GOAL:
Collect each line of the entries that holds the string "name".

— START OF RECORD EXCERPTS —

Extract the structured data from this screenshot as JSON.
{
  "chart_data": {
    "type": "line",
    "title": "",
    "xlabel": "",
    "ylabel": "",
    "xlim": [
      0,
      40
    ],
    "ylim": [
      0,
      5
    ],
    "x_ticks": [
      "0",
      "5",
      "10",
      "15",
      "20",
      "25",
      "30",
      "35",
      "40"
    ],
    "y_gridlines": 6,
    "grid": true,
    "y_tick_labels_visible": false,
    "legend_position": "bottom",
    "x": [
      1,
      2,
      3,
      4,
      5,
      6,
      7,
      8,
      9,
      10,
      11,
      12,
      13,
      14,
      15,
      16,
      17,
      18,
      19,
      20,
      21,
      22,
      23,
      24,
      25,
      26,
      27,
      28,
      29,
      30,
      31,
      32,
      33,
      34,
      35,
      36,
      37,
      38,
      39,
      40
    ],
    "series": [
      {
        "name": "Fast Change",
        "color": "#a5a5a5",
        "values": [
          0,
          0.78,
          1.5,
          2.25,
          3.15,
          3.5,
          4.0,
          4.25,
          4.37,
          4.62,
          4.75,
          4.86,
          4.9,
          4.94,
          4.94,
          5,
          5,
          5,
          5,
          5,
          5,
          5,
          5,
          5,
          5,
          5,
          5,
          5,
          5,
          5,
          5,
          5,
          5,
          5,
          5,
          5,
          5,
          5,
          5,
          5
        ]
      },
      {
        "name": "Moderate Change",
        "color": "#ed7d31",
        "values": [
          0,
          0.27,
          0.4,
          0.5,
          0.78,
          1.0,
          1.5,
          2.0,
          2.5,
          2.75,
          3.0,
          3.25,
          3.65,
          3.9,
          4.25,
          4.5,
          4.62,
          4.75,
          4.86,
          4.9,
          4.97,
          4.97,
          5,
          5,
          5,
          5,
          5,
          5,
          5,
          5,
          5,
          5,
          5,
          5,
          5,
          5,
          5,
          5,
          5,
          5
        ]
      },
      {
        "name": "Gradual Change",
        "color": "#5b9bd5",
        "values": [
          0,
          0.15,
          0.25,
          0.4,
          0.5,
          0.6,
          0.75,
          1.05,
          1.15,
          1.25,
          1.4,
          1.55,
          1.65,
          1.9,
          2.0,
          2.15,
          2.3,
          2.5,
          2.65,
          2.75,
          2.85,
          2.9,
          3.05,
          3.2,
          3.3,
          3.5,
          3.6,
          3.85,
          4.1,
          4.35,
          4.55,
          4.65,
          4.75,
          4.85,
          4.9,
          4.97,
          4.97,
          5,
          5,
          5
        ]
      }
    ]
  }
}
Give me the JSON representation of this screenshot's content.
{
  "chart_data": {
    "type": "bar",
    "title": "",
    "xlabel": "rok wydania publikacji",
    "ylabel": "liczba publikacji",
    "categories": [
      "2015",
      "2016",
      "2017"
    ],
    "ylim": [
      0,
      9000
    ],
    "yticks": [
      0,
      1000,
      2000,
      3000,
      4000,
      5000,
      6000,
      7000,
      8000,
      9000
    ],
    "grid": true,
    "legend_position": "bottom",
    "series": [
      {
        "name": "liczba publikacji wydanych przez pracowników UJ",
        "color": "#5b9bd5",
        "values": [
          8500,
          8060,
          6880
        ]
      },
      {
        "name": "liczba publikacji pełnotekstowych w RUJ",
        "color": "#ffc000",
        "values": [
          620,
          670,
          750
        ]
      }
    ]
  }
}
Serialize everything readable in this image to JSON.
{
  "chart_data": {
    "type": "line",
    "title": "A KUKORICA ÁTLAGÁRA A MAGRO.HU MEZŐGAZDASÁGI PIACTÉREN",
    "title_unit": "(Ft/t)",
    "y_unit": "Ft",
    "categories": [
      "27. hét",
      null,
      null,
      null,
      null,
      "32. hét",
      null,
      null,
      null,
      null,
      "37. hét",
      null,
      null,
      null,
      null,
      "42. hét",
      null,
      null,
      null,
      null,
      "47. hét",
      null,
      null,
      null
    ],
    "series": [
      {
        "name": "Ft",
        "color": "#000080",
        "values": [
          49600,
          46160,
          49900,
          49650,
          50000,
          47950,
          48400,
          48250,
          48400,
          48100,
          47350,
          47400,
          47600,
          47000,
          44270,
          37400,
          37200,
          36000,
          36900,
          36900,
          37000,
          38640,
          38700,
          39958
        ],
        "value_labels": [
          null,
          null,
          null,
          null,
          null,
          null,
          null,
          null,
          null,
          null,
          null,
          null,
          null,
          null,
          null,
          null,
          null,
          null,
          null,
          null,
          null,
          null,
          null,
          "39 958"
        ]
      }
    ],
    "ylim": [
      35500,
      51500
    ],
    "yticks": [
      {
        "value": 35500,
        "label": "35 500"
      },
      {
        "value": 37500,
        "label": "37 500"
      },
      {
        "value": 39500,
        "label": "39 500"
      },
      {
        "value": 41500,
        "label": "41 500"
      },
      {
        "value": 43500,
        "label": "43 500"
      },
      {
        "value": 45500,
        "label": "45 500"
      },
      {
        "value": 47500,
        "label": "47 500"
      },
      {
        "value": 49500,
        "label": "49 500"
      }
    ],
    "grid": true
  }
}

— END OF RECORD EXCERPTS —

FINISHED ANSWER:
        "name": "Fast Change",
        "name": "Moderate Change",
        "name": "Gradual Change",
        "name": "liczba publikacji wydanych przez pracowników UJ",
        "name": "liczba publikacji pełnotekstowych w RUJ",
        "name": "Ft",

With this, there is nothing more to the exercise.